DIRECTIVE. Work out how many lines contain "this". Reply with the count alone.

+-------+

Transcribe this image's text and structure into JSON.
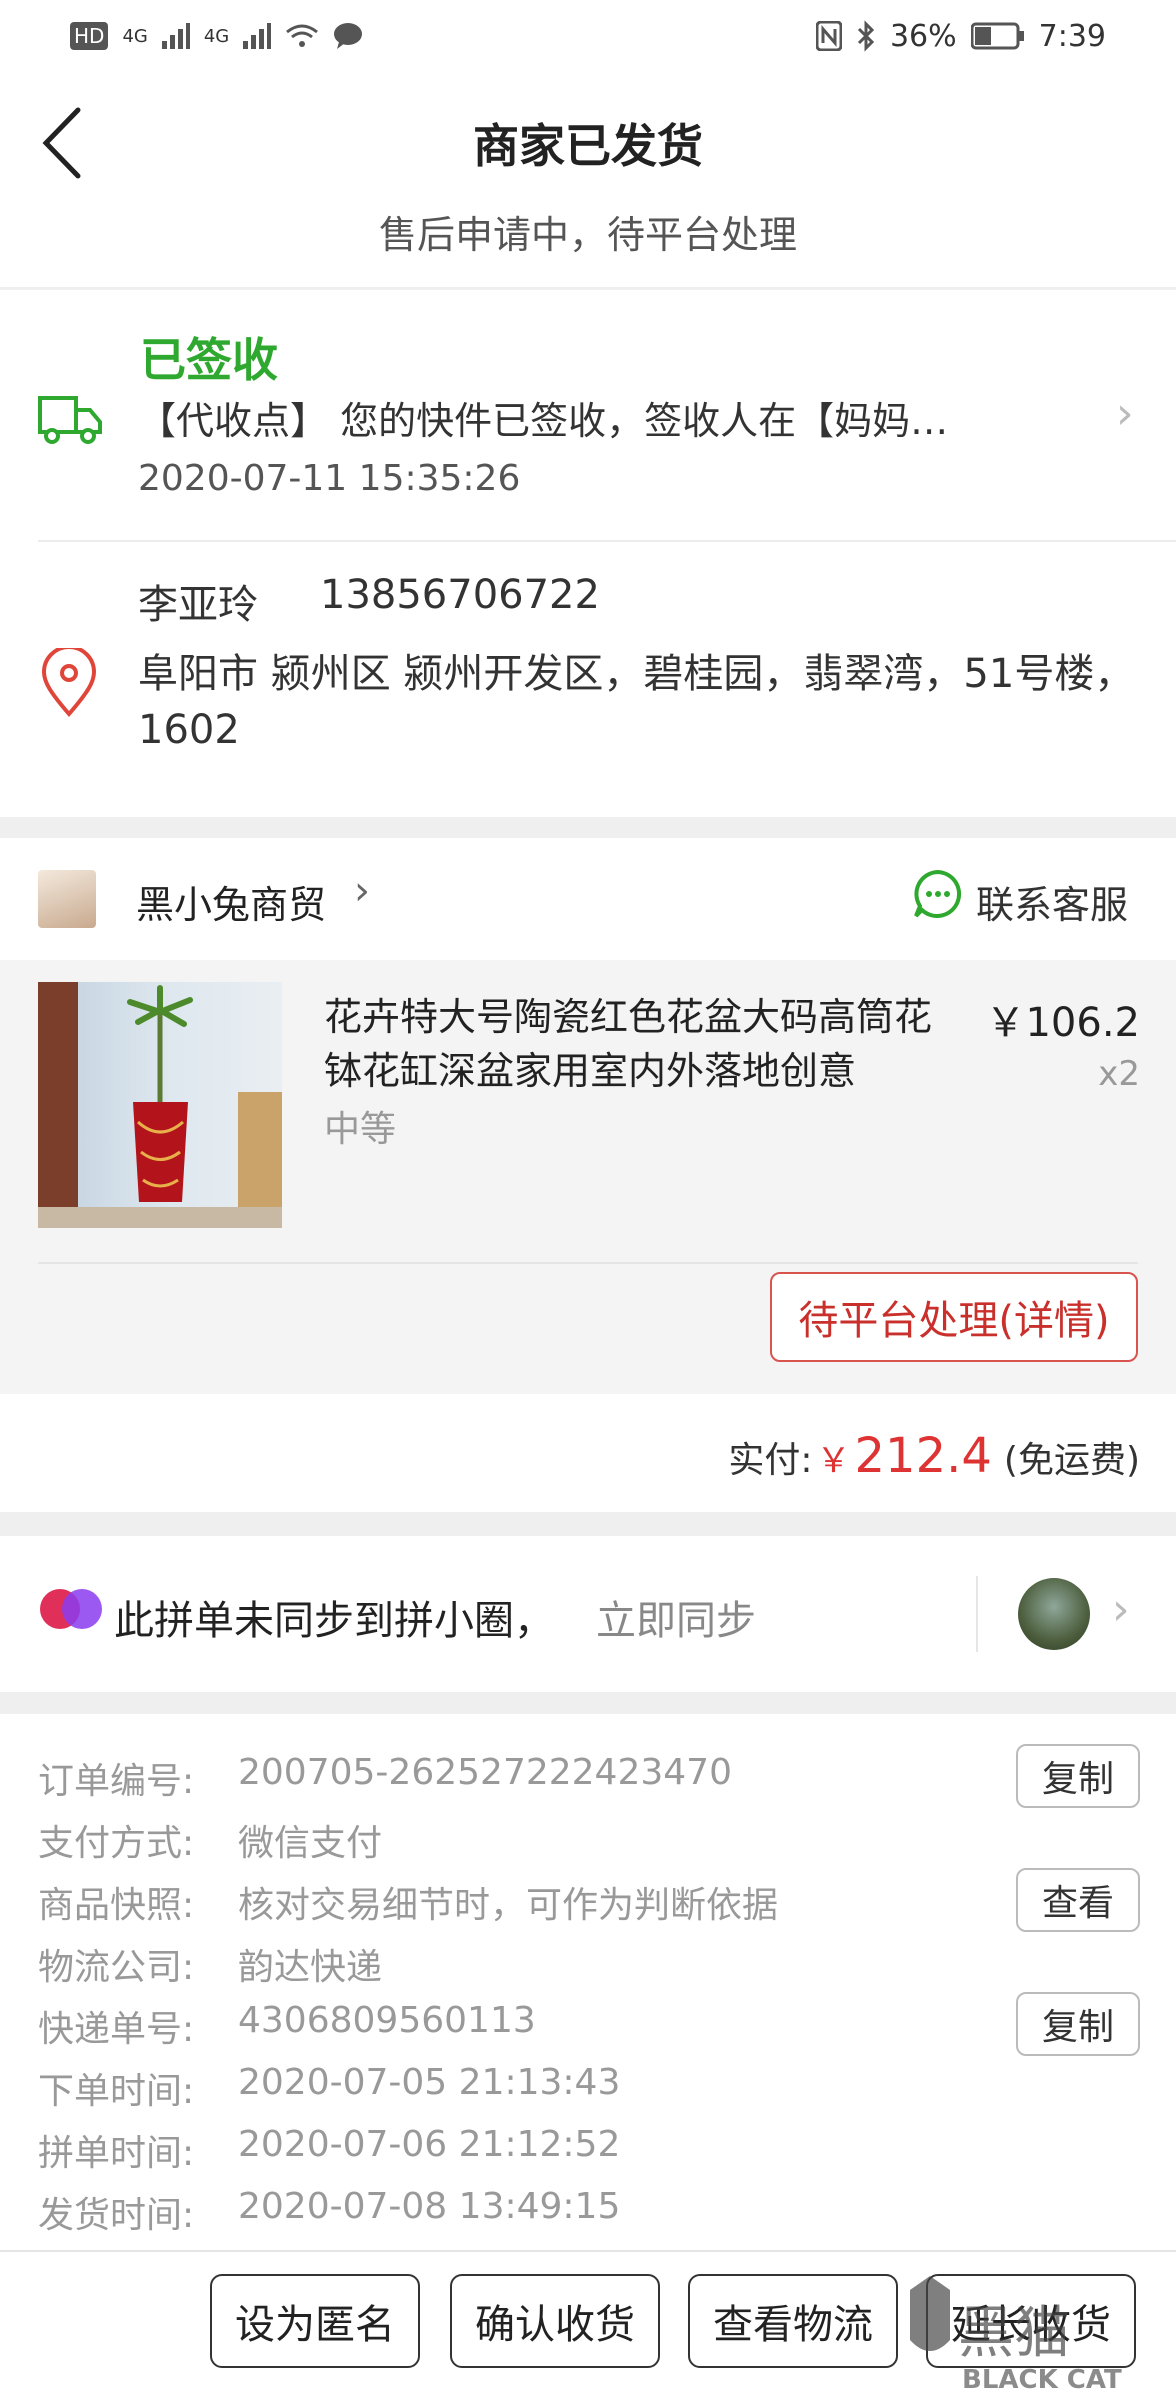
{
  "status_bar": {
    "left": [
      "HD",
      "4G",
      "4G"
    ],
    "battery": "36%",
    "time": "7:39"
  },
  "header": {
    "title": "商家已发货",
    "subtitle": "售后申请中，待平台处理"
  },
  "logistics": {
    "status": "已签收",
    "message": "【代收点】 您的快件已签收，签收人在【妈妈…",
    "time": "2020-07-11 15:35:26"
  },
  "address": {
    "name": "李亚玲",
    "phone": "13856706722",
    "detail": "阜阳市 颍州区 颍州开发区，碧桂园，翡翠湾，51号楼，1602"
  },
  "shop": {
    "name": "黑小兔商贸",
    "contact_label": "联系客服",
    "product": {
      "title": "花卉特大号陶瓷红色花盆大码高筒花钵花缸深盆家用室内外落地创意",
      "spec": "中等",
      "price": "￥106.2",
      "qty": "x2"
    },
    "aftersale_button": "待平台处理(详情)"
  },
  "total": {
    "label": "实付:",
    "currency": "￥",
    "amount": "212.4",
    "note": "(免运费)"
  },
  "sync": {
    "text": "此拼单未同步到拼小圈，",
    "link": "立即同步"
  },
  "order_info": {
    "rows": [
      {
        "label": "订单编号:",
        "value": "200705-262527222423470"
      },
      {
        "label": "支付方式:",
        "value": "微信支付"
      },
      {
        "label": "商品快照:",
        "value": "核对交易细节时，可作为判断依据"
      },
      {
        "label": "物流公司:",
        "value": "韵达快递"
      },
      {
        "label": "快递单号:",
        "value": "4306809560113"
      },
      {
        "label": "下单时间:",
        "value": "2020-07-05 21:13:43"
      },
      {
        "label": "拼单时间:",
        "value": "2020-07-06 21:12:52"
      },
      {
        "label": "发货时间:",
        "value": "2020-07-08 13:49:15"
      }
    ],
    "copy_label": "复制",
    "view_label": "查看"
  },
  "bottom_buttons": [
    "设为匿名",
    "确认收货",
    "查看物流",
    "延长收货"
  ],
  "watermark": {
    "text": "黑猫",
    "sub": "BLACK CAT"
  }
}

+-------+

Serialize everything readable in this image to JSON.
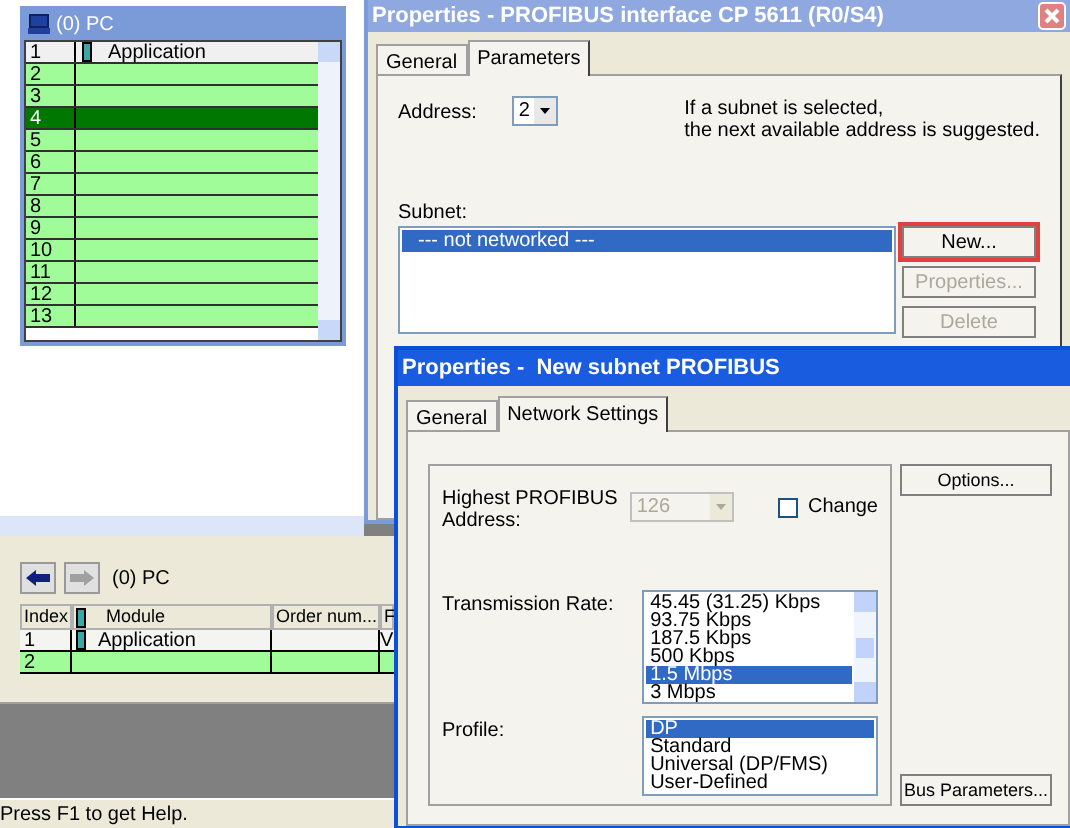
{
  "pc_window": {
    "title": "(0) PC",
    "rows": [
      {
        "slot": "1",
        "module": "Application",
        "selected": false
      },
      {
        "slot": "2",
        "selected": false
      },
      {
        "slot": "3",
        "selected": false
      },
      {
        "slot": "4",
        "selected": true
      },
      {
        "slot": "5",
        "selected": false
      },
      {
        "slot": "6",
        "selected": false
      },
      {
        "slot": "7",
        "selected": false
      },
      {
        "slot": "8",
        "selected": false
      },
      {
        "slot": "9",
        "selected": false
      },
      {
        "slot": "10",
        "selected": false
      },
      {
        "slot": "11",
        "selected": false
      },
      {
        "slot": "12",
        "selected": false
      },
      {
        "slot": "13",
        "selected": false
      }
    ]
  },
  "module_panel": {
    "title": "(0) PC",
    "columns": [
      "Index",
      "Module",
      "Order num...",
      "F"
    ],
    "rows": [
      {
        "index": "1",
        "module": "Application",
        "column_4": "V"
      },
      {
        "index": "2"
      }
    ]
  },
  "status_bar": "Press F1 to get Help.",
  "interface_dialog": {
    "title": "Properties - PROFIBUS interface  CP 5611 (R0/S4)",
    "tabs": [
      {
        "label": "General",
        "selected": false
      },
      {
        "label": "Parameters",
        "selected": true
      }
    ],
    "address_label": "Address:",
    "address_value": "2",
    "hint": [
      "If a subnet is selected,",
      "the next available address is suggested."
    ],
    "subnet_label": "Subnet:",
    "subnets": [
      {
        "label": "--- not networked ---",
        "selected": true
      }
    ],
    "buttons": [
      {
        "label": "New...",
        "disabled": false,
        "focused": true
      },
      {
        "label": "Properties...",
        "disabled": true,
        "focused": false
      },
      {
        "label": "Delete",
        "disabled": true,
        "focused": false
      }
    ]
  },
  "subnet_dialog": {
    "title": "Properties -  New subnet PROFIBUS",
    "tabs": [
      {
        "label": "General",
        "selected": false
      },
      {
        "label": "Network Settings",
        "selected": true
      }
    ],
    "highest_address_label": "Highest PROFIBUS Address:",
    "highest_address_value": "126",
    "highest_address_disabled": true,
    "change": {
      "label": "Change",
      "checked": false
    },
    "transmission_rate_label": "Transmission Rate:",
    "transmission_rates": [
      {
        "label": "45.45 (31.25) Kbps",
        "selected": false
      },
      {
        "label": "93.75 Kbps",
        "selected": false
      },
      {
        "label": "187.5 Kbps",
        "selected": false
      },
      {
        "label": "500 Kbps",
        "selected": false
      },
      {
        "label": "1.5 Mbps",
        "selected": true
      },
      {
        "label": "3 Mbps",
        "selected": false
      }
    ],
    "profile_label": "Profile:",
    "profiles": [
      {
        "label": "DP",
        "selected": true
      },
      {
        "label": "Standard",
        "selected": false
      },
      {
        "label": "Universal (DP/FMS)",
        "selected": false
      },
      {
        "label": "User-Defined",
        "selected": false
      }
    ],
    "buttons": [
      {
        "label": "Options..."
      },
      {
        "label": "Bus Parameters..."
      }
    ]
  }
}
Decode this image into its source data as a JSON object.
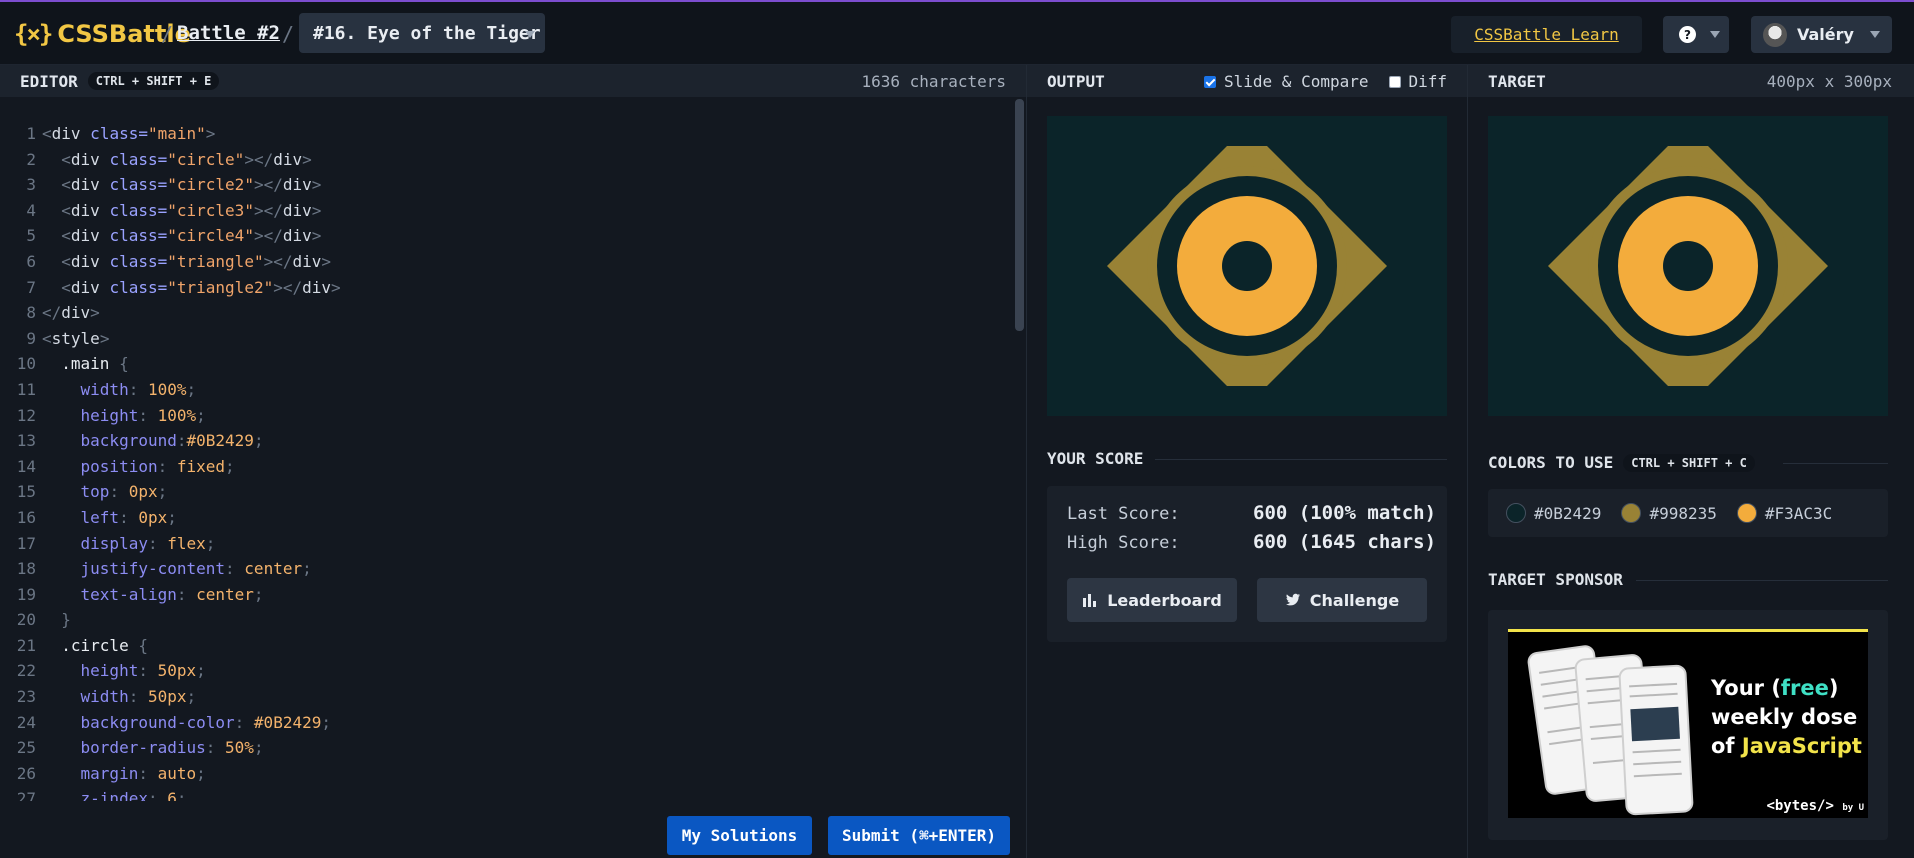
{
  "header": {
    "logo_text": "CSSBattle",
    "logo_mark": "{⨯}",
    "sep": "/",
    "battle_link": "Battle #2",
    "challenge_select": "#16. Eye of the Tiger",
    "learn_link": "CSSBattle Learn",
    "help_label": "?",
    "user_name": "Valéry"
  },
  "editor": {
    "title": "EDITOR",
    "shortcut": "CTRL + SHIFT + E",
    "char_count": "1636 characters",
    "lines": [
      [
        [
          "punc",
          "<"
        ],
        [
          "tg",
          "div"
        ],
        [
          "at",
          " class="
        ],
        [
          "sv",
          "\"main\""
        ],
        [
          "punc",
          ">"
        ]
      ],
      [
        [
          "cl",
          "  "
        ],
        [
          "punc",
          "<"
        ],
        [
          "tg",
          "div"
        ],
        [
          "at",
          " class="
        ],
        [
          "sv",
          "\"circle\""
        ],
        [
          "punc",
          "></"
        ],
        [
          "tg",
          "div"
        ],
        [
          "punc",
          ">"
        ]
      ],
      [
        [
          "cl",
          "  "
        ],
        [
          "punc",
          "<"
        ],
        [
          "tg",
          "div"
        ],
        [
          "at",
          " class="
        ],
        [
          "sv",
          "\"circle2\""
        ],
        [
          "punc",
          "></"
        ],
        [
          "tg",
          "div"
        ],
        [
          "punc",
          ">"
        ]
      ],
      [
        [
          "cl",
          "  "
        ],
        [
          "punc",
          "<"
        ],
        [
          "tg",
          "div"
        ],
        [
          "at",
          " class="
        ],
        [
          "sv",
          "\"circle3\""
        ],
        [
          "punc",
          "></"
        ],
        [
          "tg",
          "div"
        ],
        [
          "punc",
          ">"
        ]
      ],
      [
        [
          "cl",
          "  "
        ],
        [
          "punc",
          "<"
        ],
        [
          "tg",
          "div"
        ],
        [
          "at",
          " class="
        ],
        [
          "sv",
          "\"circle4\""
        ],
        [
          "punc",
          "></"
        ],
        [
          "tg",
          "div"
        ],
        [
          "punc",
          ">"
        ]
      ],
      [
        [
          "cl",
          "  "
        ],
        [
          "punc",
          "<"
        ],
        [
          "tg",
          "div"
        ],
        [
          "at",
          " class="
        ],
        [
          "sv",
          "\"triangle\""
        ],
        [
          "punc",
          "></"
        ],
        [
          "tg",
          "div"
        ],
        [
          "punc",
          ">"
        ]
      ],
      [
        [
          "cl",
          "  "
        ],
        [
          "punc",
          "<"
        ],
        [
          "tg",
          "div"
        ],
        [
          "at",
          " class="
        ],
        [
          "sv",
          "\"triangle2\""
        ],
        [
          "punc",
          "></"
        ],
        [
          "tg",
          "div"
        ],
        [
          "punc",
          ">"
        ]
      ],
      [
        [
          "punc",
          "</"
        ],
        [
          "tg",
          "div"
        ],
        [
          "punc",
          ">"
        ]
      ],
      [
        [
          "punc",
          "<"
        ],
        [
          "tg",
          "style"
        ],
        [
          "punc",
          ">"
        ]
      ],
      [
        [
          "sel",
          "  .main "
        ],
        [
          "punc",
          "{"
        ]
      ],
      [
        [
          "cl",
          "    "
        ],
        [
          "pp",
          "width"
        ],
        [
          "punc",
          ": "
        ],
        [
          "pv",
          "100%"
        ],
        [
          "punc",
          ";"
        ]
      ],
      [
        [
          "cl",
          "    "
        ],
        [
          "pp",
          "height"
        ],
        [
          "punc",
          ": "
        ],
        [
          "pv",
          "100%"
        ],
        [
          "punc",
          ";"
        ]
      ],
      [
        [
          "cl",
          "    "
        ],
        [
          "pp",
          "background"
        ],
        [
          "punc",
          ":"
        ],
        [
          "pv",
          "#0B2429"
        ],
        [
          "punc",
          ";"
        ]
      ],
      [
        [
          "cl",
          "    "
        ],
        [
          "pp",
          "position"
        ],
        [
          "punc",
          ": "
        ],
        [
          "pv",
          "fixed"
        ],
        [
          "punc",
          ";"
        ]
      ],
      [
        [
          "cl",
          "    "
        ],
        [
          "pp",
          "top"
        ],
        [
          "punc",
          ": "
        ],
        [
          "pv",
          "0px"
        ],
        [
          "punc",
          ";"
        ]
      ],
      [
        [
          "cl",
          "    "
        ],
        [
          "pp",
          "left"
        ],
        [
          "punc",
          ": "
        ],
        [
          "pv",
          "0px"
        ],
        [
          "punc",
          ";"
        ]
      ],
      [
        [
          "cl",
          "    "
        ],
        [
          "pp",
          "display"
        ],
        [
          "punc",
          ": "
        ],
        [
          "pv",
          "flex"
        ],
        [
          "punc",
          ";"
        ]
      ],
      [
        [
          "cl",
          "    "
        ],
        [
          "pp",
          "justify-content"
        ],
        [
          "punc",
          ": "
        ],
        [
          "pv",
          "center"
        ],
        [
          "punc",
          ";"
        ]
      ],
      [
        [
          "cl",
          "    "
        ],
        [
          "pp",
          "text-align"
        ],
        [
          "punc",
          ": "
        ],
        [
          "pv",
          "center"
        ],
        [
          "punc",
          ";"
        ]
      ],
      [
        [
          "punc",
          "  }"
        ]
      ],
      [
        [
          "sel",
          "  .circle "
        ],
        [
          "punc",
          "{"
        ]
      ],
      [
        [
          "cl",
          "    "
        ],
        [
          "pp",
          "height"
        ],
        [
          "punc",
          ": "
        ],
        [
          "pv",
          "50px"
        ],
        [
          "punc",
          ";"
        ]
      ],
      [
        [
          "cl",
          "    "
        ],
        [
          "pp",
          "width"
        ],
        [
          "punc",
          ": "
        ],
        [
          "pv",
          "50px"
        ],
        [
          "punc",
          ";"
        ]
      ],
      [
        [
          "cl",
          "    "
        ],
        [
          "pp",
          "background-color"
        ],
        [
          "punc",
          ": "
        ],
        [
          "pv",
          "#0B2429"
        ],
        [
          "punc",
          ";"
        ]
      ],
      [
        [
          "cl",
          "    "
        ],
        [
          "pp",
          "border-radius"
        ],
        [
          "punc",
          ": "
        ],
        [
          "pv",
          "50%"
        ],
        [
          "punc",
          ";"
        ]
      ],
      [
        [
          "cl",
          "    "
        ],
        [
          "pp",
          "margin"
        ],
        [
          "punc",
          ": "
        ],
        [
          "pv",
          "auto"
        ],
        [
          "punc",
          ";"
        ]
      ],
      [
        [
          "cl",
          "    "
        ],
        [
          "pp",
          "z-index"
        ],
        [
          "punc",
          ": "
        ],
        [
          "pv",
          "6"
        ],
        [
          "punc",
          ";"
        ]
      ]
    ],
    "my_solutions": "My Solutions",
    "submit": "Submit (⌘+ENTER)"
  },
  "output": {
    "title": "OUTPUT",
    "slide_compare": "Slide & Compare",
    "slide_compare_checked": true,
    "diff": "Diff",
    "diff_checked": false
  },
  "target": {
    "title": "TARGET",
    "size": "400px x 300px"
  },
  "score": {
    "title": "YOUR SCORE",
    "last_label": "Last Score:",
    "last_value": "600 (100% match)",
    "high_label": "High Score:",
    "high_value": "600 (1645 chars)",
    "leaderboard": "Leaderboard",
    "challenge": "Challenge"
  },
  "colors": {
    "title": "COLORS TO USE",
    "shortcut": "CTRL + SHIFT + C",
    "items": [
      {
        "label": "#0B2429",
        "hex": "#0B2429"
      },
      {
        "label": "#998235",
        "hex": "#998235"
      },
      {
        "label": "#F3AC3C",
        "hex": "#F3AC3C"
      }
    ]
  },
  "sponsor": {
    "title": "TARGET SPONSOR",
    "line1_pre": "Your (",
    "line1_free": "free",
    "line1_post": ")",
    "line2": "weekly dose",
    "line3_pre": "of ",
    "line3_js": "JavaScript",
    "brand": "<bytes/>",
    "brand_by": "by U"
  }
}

+-------+

RESULT BELOW. 3